Stored items from a collection:
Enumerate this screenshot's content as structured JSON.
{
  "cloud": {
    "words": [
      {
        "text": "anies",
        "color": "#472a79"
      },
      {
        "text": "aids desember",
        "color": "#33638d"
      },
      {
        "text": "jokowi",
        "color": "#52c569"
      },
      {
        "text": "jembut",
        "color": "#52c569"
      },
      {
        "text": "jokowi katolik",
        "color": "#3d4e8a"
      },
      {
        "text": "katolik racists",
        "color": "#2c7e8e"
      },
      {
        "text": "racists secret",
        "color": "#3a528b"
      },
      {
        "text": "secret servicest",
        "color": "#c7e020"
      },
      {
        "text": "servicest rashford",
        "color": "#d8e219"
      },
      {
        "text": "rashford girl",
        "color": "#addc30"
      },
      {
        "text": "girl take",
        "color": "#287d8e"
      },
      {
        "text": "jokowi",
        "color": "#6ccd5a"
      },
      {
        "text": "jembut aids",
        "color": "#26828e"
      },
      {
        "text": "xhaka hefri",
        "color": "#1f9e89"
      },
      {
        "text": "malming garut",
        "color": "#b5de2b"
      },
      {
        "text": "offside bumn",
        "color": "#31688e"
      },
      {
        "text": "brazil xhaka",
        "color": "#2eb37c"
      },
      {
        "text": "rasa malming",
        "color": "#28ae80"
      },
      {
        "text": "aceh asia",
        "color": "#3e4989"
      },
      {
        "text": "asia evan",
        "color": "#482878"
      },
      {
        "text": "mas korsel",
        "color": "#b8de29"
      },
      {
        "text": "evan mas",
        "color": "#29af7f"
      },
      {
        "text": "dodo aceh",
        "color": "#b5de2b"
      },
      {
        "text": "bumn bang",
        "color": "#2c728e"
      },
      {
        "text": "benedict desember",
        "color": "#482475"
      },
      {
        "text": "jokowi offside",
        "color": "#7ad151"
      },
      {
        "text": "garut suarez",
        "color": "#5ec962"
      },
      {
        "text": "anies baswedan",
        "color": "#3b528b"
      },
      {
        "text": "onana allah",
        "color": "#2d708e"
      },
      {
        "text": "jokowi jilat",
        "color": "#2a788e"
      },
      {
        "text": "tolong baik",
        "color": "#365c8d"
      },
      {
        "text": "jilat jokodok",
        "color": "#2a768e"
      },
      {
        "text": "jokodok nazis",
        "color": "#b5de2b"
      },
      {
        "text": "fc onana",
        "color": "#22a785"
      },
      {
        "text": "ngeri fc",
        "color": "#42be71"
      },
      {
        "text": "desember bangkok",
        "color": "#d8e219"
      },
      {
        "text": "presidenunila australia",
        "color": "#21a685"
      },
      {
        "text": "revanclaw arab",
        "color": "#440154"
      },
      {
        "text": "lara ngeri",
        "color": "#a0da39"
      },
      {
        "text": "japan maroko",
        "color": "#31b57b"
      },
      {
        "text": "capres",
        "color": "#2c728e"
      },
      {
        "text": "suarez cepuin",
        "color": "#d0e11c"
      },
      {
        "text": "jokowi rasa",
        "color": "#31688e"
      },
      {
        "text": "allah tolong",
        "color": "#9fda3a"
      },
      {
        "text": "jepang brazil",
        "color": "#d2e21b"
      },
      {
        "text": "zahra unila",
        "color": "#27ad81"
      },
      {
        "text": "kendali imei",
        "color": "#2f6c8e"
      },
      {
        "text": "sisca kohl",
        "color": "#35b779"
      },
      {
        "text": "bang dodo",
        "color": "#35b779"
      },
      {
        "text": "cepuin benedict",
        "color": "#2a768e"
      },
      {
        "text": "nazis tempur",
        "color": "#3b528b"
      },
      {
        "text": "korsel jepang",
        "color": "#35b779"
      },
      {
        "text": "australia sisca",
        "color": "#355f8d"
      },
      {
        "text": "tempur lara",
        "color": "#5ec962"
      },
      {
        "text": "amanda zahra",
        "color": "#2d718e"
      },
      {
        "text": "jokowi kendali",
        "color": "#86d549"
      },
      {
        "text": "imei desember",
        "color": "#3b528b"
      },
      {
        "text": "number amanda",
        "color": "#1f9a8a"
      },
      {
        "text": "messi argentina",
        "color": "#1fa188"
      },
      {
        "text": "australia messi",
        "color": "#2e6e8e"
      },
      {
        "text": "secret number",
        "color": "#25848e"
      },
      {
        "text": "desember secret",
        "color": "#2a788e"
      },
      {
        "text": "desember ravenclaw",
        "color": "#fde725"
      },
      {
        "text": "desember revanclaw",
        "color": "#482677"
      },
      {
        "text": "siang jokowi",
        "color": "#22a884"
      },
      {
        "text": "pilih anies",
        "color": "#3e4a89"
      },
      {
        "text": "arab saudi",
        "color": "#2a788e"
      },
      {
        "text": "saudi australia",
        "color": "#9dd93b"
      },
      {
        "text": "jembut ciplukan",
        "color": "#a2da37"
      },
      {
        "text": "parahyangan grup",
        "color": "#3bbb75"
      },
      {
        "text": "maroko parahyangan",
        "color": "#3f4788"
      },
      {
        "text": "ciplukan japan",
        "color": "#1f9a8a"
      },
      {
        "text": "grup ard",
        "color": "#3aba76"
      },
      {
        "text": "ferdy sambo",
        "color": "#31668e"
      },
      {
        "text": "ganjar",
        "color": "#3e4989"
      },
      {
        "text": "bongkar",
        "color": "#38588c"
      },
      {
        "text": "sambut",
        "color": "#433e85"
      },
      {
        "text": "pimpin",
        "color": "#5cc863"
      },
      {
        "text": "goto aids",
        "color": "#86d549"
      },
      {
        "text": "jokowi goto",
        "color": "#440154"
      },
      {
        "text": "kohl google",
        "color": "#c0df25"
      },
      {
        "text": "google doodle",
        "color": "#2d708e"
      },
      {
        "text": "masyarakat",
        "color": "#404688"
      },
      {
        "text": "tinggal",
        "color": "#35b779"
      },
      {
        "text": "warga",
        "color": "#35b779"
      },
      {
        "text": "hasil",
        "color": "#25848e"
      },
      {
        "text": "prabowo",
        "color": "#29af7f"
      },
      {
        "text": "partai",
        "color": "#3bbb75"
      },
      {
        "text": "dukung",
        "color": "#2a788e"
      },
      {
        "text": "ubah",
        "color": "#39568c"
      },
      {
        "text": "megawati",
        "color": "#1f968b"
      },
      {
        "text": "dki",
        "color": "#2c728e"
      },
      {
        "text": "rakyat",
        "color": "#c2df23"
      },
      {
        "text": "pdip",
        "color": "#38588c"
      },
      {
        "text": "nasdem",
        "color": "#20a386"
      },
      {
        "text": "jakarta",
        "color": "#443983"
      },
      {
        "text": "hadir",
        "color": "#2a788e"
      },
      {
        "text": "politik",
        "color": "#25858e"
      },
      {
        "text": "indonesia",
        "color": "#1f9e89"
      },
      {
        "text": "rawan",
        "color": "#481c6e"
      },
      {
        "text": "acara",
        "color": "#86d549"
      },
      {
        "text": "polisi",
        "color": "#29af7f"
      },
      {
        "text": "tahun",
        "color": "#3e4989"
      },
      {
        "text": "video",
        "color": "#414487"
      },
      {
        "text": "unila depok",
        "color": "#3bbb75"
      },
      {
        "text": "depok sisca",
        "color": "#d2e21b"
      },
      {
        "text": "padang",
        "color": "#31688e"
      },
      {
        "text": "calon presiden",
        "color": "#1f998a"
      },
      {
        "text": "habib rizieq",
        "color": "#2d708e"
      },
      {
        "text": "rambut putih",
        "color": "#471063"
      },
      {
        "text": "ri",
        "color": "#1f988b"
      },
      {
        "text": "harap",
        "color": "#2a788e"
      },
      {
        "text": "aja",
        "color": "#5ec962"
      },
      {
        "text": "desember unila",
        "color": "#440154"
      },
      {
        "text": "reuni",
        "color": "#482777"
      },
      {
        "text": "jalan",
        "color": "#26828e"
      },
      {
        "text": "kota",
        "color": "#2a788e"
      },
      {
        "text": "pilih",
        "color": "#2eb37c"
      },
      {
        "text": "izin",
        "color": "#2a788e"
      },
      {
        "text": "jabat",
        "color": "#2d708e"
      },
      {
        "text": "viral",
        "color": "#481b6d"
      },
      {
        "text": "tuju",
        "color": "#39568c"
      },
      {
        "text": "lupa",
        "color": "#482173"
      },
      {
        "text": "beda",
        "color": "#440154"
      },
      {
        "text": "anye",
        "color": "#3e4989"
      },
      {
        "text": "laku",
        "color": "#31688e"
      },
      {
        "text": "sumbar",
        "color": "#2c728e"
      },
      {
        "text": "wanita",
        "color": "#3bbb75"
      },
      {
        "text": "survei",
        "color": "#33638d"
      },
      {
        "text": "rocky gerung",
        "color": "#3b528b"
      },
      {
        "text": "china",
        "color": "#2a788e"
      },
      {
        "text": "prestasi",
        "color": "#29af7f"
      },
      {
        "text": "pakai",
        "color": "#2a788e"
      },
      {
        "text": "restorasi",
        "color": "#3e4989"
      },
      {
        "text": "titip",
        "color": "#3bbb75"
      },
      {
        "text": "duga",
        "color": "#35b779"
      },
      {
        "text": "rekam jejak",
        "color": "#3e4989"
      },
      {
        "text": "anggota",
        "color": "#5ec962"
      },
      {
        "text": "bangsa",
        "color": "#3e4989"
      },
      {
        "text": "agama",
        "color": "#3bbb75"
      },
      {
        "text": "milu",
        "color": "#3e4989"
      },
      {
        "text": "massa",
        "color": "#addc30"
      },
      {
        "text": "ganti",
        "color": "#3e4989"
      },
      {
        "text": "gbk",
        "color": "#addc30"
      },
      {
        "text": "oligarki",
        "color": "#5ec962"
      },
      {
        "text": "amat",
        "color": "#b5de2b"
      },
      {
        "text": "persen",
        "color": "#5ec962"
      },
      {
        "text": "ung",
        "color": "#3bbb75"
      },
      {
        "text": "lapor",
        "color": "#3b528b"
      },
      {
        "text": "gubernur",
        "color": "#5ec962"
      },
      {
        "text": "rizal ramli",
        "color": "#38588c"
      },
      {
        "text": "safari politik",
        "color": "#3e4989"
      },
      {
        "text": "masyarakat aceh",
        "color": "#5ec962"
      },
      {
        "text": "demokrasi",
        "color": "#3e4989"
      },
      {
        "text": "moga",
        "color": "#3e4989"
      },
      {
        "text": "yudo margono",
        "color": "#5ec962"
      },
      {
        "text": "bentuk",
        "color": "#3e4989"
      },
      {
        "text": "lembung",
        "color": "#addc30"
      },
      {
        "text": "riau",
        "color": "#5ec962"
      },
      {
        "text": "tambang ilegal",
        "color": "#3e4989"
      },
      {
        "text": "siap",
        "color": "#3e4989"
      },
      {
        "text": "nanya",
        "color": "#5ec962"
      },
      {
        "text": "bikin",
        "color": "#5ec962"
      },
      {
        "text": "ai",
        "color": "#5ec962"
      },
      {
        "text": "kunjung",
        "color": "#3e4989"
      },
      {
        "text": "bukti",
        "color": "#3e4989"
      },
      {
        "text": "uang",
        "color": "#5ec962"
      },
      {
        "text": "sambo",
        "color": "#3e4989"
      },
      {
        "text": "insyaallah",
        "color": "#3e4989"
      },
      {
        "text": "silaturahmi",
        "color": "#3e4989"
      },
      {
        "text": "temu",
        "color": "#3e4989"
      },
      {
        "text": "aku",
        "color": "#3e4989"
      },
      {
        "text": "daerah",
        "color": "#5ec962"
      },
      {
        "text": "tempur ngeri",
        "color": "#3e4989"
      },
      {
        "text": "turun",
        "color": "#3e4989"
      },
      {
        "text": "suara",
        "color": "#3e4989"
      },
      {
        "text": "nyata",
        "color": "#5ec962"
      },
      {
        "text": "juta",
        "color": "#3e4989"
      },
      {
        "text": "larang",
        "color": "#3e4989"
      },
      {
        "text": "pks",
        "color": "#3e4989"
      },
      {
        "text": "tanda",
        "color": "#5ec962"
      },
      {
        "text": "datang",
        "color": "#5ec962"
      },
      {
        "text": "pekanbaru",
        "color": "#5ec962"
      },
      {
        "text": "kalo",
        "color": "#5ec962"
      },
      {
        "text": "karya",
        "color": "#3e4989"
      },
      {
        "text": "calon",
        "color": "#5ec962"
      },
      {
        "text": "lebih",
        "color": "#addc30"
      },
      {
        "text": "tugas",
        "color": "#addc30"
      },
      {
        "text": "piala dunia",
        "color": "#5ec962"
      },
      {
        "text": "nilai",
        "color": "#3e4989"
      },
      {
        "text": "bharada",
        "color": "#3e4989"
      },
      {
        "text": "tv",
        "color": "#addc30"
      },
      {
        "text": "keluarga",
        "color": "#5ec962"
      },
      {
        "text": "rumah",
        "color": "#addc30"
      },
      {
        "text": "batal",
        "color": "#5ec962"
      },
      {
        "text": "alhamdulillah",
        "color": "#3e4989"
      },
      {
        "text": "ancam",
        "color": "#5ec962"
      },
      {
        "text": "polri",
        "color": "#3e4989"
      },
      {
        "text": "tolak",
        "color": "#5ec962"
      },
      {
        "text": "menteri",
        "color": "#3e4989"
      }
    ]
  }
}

TRY IT: Your answer should consist only of the number of lines in the entries above that include "japan".

OUTPUT: 2